#### [Exercise materials]
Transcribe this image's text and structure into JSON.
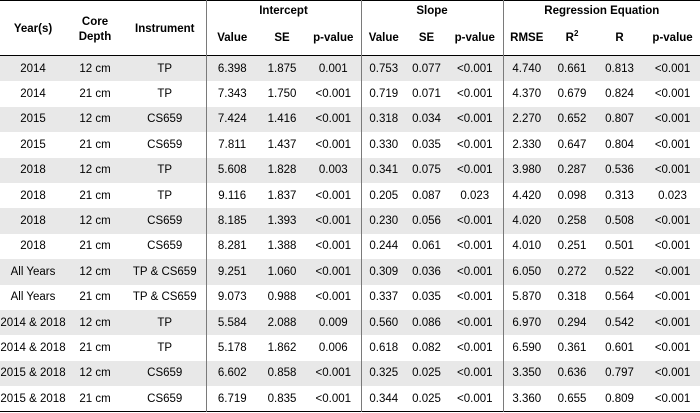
{
  "table": {
    "headers": {
      "year": "Year(s)",
      "core_depth_line1": "Core",
      "core_depth_line2": "Depth",
      "instrument": "Instrument",
      "intercept": "Intercept",
      "slope": "Slope",
      "regression": "Regression Equation",
      "value": "Value",
      "se": "SE",
      "pvalue": "p-value",
      "rmse": "RMSE",
      "r2_base": "R",
      "r2_sup": "2",
      "r": "R"
    },
    "rows": [
      [
        "2014",
        "12 cm",
        "TP",
        "6.398",
        "1.875",
        "0.001",
        "0.753",
        "0.077",
        "<0.001",
        "4.740",
        "0.661",
        "0.813",
        "<0.001"
      ],
      [
        "2014",
        "21 cm",
        "TP",
        "7.343",
        "1.750",
        "<0.001",
        "0.719",
        "0.071",
        "<0.001",
        "4.370",
        "0.679",
        "0.824",
        "<0.001"
      ],
      [
        "2015",
        "12 cm",
        "CS659",
        "7.424",
        "1.416",
        "<0.001",
        "0.318",
        "0.034",
        "<0.001",
        "2.270",
        "0.652",
        "0.807",
        "<0.001"
      ],
      [
        "2015",
        "21 cm",
        "CS659",
        "7.811",
        "1.437",
        "<0.001",
        "0.330",
        "0.035",
        "<0.001",
        "2.330",
        "0.647",
        "0.804",
        "<0.001"
      ],
      [
        "2018",
        "12 cm",
        "TP",
        "5.608",
        "1.828",
        "0.003",
        "0.341",
        "0.075",
        "<0.001",
        "3.980",
        "0.287",
        "0.536",
        "<0.001"
      ],
      [
        "2018",
        "21 cm",
        "TP",
        "9.116",
        "1.837",
        "<0.001",
        "0.205",
        "0.087",
        "0.023",
        "4.420",
        "0.098",
        "0.313",
        "0.023"
      ],
      [
        "2018",
        "12 cm",
        "CS659",
        "8.185",
        "1.393",
        "<0.001",
        "0.230",
        "0.056",
        "<0.001",
        "4.020",
        "0.258",
        "0.508",
        "<0.001"
      ],
      [
        "2018",
        "21 cm",
        "CS659",
        "8.281",
        "1.388",
        "<0.001",
        "0.244",
        "0.061",
        "<0.001",
        "4.010",
        "0.251",
        "0.501",
        "<0.001"
      ],
      [
        "All Years",
        "12 cm",
        "TP & CS659",
        "9.251",
        "1.060",
        "<0.001",
        "0.309",
        "0.036",
        "<0.001",
        "6.050",
        "0.272",
        "0.522",
        "<0.001"
      ],
      [
        "All Years",
        "21 cm",
        "TP & CS659",
        "9.073",
        "0.988",
        "<0.001",
        "0.337",
        "0.035",
        "<0.001",
        "5.870",
        "0.318",
        "0.564",
        "<0.001"
      ],
      [
        "2014 & 2018",
        "12 cm",
        "TP",
        "5.584",
        "2.088",
        "0.009",
        "0.560",
        "0.086",
        "<0.001",
        "6.970",
        "0.294",
        "0.542",
        "<0.001"
      ],
      [
        "2014 & 2018",
        "21 cm",
        "TP",
        "5.178",
        "1.862",
        "0.006",
        "0.618",
        "0.082",
        "<0.001",
        "6.590",
        "0.361",
        "0.601",
        "<0.001"
      ],
      [
        "2015 & 2018",
        "12 cm",
        "CS659",
        "6.602",
        "0.858",
        "<0.001",
        "0.325",
        "0.025",
        "<0.001",
        "3.350",
        "0.636",
        "0.797",
        "<0.001"
      ],
      [
        "2015 & 2018",
        "21 cm",
        "CS659",
        "6.719",
        "0.835",
        "<0.001",
        "0.344",
        "0.025",
        "<0.001",
        "3.360",
        "0.655",
        "0.809",
        "<0.001"
      ]
    ]
  }
}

#### [Problem]
Write out the whole listing again, exactly, with no pictures.

#### [The completed task]
Transcribe this image's text and structure into JSON.
{
  "table": {
    "headers": {
      "year": "Year(s)",
      "core_depth_line1": "Core",
      "core_depth_line2": "Depth",
      "instrument": "Instrument",
      "intercept": "Intercept",
      "slope": "Slope",
      "regression": "Regression Equation",
      "value": "Value",
      "se": "SE",
      "pvalue": "p-value",
      "rmse": "RMSE",
      "r2_base": "R",
      "r2_sup": "2",
      "r": "R"
    },
    "rows": [
      [
        "2014",
        "12 cm",
        "TP",
        "6.398",
        "1.875",
        "0.001",
        "0.753",
        "0.077",
        "<0.001",
        "4.740",
        "0.661",
        "0.813",
        "<0.001"
      ],
      [
        "2014",
        "21 cm",
        "TP",
        "7.343",
        "1.750",
        "<0.001",
        "0.719",
        "0.071",
        "<0.001",
        "4.370",
        "0.679",
        "0.824",
        "<0.001"
      ],
      [
        "2015",
        "12 cm",
        "CS659",
        "7.424",
        "1.416",
        "<0.001",
        "0.318",
        "0.034",
        "<0.001",
        "2.270",
        "0.652",
        "0.807",
        "<0.001"
      ],
      [
        "2015",
        "21 cm",
        "CS659",
        "7.811",
        "1.437",
        "<0.001",
        "0.330",
        "0.035",
        "<0.001",
        "2.330",
        "0.647",
        "0.804",
        "<0.001"
      ],
      [
        "2018",
        "12 cm",
        "TP",
        "5.608",
        "1.828",
        "0.003",
        "0.341",
        "0.075",
        "<0.001",
        "3.980",
        "0.287",
        "0.536",
        "<0.001"
      ],
      [
        "2018",
        "21 cm",
        "TP",
        "9.116",
        "1.837",
        "<0.001",
        "0.205",
        "0.087",
        "0.023",
        "4.420",
        "0.098",
        "0.313",
        "0.023"
      ],
      [
        "2018",
        "12 cm",
        "CS659",
        "8.185",
        "1.393",
        "<0.001",
        "0.230",
        "0.056",
        "<0.001",
        "4.020",
        "0.258",
        "0.508",
        "<0.001"
      ],
      [
        "2018",
        "21 cm",
        "CS659",
        "8.281",
        "1.388",
        "<0.001",
        "0.244",
        "0.061",
        "<0.001",
        "4.010",
        "0.251",
        "0.501",
        "<0.001"
      ],
      [
        "All Years",
        "12 cm",
        "TP & CS659",
        "9.251",
        "1.060",
        "<0.001",
        "0.309",
        "0.036",
        "<0.001",
        "6.050",
        "0.272",
        "0.522",
        "<0.001"
      ],
      [
        "All Years",
        "21 cm",
        "TP & CS659",
        "9.073",
        "0.988",
        "<0.001",
        "0.337",
        "0.035",
        "<0.001",
        "5.870",
        "0.318",
        "0.564",
        "<0.001"
      ],
      [
        "2014 & 2018",
        "12 cm",
        "TP",
        "5.584",
        "2.088",
        "0.009",
        "0.560",
        "0.086",
        "<0.001",
        "6.970",
        "0.294",
        "0.542",
        "<0.001"
      ],
      [
        "2014 & 2018",
        "21 cm",
        "TP",
        "5.178",
        "1.862",
        "0.006",
        "0.618",
        "0.082",
        "<0.001",
        "6.590",
        "0.361",
        "0.601",
        "<0.001"
      ],
      [
        "2015 & 2018",
        "12 cm",
        "CS659",
        "6.602",
        "0.858",
        "<0.001",
        "0.325",
        "0.025",
        "<0.001",
        "3.350",
        "0.636",
        "0.797",
        "<0.001"
      ],
      [
        "2015 & 2018",
        "21 cm",
        "CS659",
        "6.719",
        "0.835",
        "<0.001",
        "0.344",
        "0.025",
        "<0.001",
        "3.360",
        "0.655",
        "0.809",
        "<0.001"
      ]
    ]
  }
}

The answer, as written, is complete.